Stated problem: Using the listing below, copy every line that mentions "JSON".

• • • • •

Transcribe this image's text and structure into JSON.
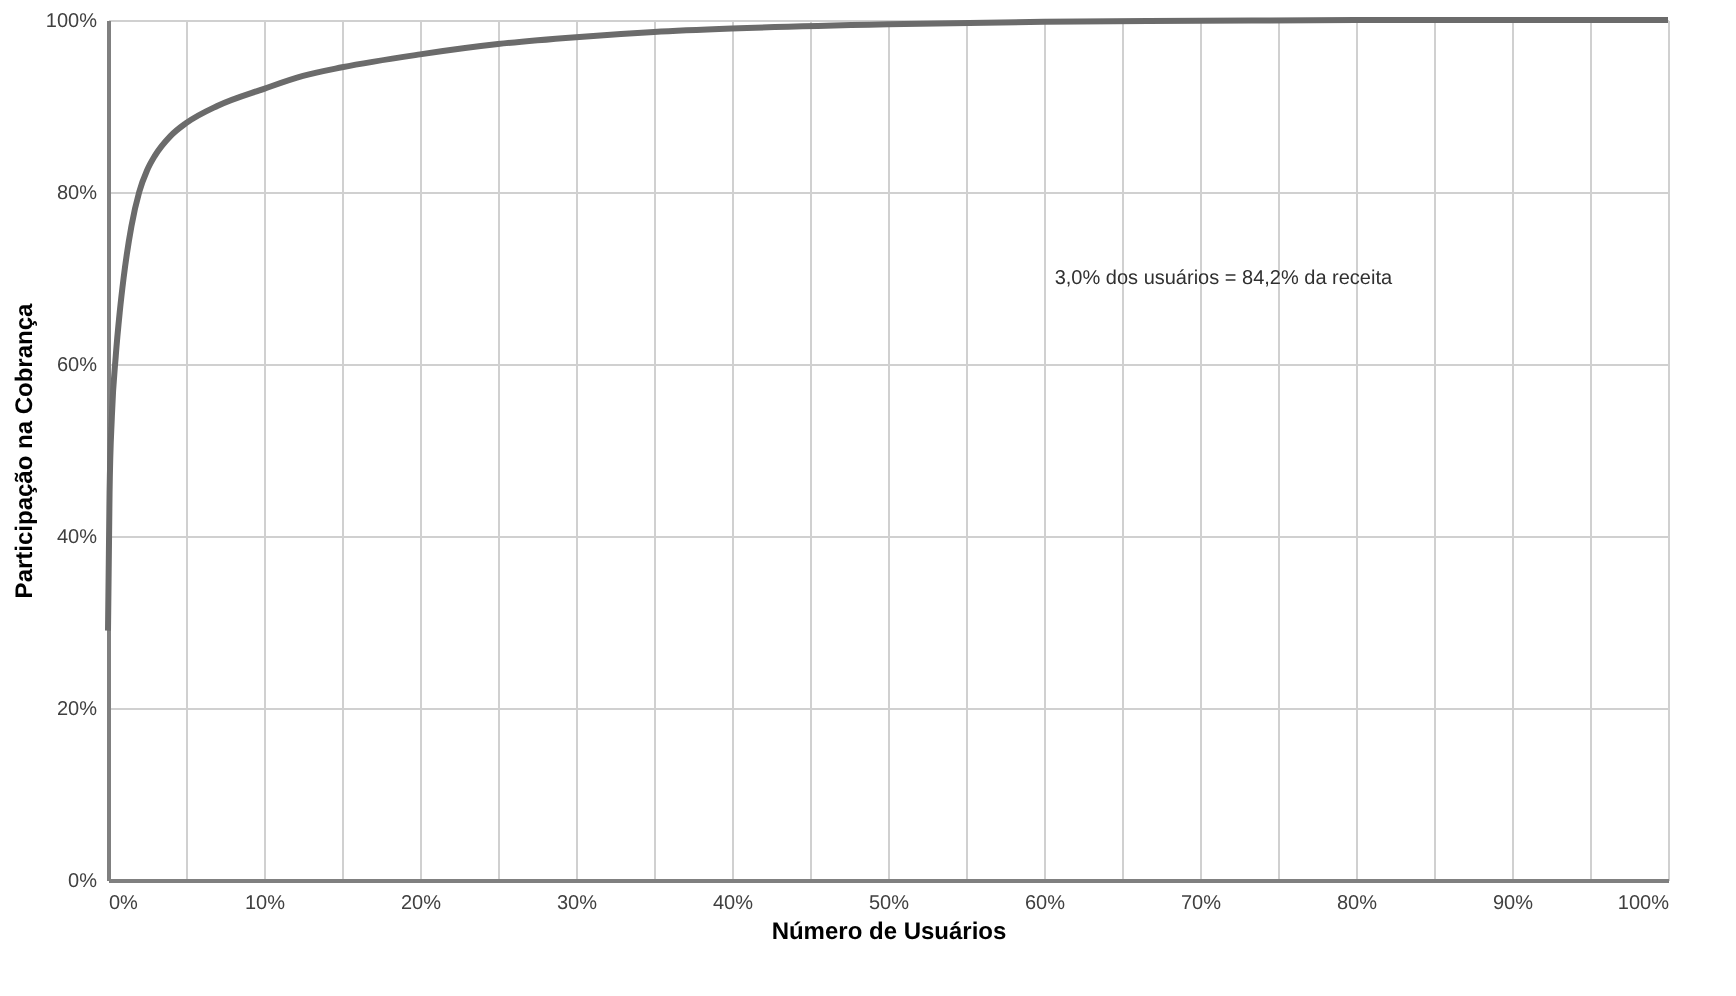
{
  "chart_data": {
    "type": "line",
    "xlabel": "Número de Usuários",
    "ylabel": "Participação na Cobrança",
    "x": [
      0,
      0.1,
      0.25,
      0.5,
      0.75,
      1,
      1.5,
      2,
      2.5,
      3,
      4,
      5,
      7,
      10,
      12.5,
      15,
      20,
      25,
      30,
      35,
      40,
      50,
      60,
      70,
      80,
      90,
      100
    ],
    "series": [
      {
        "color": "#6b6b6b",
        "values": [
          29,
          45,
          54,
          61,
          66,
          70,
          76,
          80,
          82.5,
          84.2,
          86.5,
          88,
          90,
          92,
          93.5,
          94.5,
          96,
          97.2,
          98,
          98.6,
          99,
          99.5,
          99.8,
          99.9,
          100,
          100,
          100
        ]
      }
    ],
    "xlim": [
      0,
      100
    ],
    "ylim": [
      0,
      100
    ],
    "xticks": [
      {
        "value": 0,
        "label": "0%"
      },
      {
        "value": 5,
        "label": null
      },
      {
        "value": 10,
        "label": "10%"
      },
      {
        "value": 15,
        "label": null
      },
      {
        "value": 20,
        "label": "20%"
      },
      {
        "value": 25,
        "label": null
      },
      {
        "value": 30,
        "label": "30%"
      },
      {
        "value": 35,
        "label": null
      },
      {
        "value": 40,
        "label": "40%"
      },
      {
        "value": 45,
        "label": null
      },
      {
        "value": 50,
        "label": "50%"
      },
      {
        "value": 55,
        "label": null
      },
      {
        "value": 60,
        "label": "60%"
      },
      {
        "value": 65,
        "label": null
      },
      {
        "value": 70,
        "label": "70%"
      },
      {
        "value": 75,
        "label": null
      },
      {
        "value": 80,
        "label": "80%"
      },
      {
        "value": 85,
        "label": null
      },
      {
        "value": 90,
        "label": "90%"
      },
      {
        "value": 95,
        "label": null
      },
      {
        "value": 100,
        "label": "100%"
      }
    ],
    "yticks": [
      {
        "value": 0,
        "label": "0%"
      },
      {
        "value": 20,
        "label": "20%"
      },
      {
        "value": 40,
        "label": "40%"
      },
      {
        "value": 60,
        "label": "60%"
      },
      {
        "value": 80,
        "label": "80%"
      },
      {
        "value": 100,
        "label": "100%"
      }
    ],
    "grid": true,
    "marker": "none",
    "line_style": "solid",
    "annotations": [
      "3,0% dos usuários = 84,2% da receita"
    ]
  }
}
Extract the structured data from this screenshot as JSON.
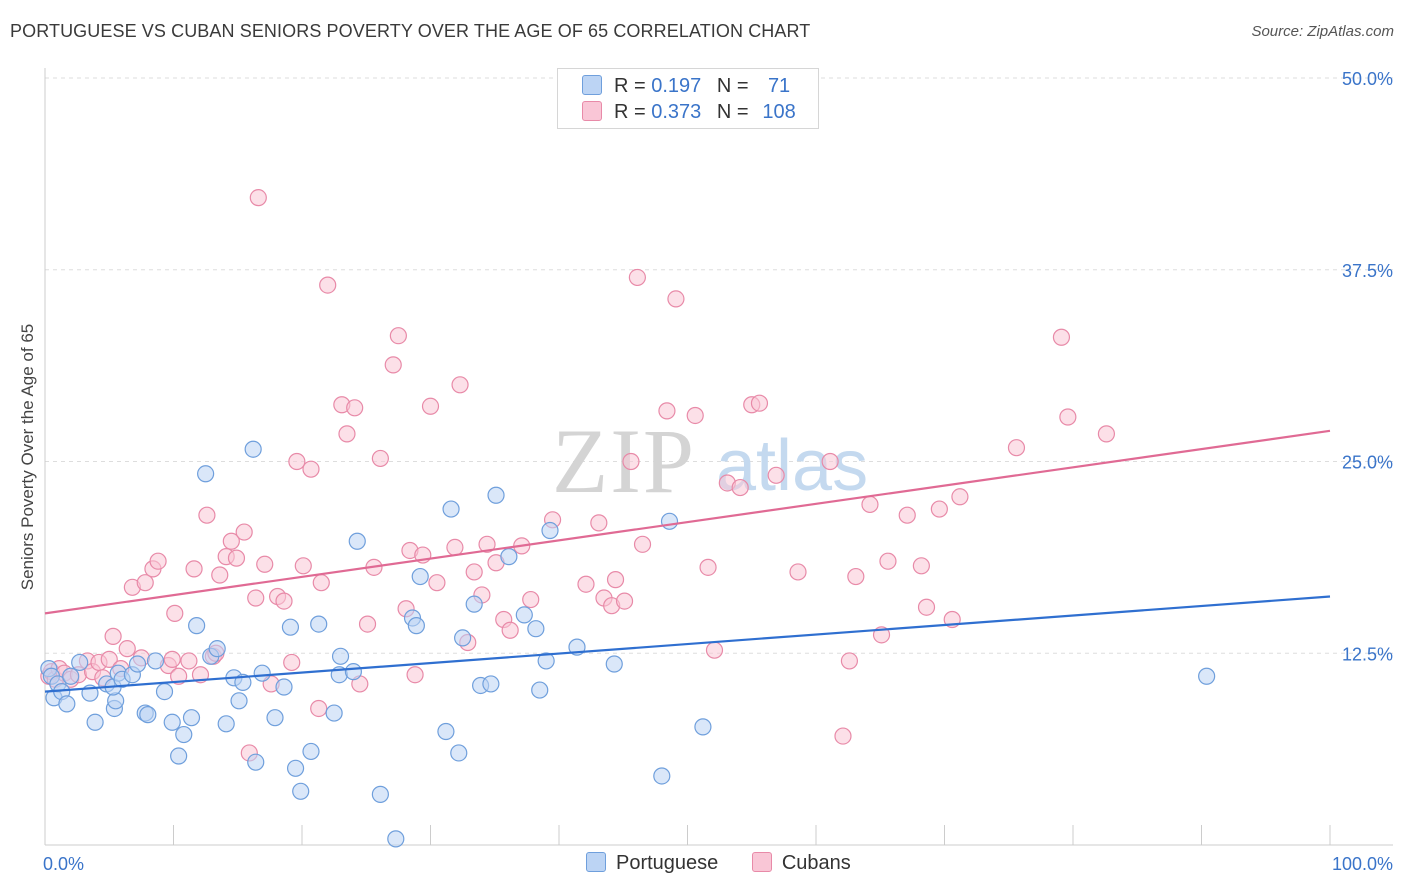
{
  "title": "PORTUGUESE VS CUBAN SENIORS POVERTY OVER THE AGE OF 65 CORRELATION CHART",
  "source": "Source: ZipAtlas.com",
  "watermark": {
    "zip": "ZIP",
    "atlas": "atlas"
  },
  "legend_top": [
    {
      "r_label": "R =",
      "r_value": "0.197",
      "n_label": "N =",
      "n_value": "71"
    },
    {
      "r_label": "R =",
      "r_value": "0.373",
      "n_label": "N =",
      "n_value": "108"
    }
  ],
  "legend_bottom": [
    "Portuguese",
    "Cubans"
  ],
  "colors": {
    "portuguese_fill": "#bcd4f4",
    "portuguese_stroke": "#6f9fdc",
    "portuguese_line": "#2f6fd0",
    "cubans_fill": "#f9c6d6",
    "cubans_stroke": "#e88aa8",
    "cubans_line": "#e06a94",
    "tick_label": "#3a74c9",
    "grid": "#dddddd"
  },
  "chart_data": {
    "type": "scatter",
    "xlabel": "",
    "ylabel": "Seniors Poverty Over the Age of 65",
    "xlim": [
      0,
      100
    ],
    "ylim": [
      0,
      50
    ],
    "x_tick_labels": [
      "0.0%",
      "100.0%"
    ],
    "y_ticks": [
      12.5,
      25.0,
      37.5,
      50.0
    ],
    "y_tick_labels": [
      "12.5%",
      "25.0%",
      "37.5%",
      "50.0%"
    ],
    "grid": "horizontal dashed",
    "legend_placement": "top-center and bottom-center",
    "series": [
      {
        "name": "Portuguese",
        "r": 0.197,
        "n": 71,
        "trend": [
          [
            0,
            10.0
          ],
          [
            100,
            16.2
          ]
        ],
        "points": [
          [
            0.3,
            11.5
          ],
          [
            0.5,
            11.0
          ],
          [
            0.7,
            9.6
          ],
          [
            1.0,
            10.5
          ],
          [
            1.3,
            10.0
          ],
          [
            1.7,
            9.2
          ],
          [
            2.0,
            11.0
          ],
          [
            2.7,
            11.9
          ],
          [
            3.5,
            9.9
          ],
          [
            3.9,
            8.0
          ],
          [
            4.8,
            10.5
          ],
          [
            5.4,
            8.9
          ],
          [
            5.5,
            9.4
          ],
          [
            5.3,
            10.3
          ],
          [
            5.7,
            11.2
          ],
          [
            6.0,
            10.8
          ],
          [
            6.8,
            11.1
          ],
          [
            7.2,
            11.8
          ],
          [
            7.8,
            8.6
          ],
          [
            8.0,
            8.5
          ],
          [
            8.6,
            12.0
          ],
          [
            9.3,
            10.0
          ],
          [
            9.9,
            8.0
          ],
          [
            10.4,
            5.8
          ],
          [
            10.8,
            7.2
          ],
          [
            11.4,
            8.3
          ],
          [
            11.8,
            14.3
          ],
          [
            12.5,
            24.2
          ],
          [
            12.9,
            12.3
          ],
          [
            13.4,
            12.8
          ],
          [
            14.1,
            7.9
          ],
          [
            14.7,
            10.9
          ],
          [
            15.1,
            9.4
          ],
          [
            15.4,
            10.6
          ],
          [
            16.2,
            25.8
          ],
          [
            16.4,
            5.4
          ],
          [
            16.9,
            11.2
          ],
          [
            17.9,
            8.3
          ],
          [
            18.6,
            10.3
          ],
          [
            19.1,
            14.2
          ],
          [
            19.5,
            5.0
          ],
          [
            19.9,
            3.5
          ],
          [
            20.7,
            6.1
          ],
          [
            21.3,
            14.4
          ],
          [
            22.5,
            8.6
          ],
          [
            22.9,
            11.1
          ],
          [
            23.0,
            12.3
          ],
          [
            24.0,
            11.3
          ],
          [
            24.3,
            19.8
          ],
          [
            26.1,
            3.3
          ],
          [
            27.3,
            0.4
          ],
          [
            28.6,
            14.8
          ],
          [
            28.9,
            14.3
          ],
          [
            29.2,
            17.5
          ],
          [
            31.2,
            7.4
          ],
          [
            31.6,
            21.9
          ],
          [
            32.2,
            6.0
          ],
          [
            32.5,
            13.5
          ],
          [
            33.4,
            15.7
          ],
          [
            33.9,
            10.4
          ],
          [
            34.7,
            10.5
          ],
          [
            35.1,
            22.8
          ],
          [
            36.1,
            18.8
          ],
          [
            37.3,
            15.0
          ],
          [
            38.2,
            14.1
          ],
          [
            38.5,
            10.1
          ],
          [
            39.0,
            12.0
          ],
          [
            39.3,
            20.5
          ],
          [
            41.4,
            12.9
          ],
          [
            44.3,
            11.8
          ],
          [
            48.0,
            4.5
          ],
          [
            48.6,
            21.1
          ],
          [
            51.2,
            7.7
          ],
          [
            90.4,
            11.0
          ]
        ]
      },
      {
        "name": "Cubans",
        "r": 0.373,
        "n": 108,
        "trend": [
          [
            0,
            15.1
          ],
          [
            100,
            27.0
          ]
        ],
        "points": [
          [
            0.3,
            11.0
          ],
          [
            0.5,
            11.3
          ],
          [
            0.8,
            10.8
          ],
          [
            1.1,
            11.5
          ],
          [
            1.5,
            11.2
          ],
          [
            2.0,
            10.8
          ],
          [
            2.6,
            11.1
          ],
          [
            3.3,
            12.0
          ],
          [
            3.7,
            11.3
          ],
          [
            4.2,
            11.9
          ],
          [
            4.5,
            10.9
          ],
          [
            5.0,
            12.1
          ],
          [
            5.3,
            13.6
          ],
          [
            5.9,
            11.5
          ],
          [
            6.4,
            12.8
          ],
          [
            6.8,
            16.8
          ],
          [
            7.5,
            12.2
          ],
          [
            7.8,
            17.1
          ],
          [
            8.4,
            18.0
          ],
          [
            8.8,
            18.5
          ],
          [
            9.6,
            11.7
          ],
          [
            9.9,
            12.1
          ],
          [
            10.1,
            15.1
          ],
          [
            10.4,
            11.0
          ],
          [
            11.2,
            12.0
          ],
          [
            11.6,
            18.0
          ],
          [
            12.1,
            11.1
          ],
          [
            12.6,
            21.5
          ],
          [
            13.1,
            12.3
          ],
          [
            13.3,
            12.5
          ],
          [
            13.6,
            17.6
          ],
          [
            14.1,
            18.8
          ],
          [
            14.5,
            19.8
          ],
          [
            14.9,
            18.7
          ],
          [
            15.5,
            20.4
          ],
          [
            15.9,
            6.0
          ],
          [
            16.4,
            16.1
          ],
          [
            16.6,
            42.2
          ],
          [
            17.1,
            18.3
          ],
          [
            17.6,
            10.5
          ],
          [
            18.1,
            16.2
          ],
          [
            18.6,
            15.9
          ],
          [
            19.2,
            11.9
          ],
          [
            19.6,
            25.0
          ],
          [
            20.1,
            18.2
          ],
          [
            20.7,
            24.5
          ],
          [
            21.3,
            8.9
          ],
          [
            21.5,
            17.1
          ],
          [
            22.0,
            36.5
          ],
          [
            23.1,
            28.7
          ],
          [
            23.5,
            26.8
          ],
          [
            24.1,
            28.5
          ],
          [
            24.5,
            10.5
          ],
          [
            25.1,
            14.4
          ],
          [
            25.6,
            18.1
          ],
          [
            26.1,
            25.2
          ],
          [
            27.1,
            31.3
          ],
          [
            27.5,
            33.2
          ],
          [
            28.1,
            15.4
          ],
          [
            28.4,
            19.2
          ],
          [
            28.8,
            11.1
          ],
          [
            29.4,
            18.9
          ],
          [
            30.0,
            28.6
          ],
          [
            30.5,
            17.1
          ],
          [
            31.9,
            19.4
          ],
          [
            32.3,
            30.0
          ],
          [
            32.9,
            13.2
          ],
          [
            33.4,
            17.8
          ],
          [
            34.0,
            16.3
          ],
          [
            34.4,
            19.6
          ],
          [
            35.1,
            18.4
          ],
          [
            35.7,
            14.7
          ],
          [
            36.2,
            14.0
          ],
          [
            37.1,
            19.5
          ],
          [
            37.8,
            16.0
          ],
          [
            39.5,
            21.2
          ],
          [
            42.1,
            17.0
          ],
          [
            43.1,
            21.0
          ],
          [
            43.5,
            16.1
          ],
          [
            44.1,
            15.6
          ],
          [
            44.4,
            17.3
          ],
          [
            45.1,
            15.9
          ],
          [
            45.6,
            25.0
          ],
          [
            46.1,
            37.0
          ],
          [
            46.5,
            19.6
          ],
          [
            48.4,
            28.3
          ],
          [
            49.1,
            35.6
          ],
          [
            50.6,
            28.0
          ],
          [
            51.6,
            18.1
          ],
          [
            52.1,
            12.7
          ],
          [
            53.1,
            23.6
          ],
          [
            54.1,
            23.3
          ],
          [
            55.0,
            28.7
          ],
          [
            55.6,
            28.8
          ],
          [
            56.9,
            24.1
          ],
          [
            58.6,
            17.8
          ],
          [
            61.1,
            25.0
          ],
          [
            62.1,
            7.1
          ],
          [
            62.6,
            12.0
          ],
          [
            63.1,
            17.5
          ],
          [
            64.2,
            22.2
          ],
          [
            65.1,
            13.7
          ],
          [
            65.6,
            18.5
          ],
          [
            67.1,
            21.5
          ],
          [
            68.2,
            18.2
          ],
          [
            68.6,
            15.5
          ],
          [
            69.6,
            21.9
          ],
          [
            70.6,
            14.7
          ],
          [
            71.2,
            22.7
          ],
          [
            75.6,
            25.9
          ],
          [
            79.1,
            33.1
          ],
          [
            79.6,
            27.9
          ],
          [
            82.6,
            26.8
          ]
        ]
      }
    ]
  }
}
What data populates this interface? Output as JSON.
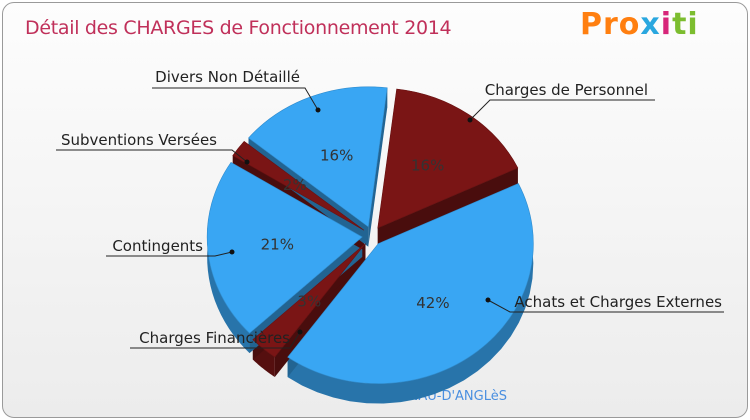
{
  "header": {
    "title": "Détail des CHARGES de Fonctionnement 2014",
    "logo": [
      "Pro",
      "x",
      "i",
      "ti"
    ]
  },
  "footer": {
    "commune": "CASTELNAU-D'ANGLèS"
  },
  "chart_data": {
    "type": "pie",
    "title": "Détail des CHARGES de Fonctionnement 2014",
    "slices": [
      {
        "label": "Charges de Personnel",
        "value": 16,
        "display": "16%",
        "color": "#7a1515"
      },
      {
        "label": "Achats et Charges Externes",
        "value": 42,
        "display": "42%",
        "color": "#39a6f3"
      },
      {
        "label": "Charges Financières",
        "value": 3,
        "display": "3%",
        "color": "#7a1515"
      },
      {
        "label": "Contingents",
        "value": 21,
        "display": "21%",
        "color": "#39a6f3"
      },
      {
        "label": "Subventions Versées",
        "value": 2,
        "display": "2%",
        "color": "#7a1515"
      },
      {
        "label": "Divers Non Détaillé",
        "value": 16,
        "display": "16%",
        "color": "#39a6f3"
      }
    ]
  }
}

• • • • •

Task result:
Transcribe this image's text and structure into JSON.
Extract the structured data from this screenshot as JSON.
What data populates this interface? Output as JSON.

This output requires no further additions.